■ **Given instruction**
The answer is one number: how many lines in the data below hold "불구하고".

■ **Task inputs**
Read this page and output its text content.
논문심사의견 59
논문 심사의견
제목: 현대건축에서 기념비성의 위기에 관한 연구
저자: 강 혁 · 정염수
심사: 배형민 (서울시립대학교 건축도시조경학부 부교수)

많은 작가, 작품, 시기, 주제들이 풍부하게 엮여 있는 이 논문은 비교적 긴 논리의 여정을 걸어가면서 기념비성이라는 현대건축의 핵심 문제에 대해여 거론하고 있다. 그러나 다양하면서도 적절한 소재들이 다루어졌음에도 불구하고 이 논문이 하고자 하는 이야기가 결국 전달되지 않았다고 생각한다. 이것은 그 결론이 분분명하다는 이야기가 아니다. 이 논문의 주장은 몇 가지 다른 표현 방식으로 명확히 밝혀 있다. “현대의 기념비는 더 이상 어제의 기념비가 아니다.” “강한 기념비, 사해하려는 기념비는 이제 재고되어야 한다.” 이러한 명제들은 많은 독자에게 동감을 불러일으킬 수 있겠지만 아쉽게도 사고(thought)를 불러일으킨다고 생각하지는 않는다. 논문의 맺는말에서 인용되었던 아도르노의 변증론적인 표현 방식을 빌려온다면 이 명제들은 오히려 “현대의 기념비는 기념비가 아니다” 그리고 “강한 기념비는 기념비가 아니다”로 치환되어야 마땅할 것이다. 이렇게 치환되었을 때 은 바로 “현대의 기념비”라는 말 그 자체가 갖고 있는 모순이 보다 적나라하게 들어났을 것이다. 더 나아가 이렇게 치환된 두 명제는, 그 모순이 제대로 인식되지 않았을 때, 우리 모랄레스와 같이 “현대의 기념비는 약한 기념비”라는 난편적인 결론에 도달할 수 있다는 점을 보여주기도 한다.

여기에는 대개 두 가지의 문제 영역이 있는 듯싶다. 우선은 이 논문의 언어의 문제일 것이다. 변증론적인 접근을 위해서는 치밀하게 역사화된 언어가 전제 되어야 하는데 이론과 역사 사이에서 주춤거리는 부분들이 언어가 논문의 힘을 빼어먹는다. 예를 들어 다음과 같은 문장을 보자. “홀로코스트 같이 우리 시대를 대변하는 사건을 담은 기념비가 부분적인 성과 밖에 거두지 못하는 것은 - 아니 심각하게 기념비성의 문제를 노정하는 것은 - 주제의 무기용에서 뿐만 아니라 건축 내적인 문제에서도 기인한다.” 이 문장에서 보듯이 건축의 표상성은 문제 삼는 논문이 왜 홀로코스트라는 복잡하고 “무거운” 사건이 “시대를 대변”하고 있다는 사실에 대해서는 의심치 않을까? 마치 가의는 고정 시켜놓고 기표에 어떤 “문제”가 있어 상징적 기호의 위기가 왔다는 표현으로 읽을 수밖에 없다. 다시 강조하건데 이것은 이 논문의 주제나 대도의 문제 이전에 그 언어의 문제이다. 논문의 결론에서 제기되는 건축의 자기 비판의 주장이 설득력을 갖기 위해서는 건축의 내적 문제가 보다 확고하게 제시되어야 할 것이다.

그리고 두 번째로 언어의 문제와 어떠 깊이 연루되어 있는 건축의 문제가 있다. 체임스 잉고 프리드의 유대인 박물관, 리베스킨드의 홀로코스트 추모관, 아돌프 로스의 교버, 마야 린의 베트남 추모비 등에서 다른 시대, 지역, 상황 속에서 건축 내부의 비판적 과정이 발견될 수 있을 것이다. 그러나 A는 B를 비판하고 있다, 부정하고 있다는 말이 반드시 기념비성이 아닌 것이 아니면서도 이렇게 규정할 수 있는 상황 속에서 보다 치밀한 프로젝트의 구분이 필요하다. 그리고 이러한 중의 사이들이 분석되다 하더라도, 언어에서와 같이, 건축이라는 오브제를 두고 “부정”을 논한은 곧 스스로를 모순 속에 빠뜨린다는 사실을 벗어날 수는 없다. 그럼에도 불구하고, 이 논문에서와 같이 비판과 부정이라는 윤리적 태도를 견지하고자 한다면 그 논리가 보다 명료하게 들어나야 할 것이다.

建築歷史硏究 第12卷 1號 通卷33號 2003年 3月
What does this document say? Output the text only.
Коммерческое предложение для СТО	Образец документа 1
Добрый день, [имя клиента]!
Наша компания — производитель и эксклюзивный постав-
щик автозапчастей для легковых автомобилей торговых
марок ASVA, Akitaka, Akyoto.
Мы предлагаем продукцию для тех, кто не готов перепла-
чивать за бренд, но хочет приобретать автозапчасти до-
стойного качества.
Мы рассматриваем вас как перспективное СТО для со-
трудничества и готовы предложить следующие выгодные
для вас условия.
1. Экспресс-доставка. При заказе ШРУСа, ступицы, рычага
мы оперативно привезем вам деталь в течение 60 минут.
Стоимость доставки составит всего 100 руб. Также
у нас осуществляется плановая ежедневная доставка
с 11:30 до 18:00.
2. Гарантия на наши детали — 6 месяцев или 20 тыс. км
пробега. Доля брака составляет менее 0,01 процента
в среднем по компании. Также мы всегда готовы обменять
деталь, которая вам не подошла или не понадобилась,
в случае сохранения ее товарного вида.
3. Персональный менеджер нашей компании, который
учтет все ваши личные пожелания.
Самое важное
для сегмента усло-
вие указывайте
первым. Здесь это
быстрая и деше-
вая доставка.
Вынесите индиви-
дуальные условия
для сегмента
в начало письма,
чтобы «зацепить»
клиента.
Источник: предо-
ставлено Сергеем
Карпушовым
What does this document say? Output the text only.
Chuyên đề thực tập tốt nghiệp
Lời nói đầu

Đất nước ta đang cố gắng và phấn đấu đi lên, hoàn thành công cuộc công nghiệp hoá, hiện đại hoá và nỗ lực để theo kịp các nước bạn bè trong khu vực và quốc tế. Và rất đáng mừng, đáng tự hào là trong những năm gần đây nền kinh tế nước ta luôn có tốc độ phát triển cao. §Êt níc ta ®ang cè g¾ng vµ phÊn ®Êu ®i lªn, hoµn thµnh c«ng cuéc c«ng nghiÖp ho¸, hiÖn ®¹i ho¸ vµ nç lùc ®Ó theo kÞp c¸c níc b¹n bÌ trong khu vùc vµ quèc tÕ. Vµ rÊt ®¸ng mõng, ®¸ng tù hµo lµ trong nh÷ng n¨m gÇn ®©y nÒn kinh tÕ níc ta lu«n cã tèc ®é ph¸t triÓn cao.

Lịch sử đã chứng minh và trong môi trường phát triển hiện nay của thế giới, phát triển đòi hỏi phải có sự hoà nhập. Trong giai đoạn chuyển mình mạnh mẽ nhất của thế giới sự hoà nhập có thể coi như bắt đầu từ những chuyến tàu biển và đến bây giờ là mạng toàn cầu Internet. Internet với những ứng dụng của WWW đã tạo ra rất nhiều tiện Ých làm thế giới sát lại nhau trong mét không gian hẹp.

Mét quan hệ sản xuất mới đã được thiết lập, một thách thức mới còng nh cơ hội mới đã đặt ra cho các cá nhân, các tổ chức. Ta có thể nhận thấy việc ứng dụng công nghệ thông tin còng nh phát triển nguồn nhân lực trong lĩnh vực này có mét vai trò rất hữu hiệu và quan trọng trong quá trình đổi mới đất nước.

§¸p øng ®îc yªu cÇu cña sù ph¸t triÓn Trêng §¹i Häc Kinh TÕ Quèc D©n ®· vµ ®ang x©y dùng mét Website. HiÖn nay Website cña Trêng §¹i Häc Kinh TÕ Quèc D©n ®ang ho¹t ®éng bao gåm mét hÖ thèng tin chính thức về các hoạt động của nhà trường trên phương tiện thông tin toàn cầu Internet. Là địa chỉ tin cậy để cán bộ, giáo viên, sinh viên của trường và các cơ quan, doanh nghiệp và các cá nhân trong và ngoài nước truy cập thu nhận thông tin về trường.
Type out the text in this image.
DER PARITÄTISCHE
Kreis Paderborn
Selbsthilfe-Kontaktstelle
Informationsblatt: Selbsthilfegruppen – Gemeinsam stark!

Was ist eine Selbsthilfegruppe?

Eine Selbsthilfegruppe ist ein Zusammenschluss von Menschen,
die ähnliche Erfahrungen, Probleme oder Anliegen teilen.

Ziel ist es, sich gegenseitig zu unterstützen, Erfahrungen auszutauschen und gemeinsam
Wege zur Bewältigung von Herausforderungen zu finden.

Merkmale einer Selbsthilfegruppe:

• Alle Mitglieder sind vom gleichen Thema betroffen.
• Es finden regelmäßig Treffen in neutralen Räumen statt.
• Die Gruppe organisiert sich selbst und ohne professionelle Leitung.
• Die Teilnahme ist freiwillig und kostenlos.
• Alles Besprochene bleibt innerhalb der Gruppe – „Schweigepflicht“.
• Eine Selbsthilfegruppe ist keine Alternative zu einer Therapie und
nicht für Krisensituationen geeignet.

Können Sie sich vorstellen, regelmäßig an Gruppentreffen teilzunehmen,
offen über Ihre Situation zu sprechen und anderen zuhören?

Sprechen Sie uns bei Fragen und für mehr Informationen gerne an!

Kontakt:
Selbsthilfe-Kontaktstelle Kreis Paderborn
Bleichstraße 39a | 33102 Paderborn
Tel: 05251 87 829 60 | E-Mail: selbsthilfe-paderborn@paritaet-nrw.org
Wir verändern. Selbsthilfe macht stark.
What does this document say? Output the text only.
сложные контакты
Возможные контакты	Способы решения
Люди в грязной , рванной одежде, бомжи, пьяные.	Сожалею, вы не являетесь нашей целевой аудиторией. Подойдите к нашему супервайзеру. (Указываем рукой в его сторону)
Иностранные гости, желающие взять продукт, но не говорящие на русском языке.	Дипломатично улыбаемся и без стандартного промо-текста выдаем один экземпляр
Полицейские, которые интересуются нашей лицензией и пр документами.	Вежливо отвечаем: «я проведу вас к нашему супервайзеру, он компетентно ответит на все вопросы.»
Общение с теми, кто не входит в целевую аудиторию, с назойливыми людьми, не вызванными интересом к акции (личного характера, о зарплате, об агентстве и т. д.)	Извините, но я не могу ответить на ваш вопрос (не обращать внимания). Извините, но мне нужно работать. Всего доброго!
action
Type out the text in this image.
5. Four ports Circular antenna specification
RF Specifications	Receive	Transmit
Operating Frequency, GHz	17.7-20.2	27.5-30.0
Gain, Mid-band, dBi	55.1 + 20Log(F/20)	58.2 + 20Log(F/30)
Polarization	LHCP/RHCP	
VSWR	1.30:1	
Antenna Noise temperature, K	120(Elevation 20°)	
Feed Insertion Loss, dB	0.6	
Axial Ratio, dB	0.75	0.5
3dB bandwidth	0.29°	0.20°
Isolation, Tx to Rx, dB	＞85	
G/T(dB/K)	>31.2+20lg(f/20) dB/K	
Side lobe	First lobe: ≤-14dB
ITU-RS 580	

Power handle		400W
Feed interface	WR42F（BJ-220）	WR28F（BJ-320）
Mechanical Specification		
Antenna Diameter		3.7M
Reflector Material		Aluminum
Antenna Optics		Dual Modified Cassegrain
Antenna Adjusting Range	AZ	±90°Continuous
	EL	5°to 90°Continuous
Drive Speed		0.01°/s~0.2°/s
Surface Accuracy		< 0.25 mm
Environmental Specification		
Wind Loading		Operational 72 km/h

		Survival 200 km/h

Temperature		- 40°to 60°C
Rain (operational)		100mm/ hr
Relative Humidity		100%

■ **Exercise output**
2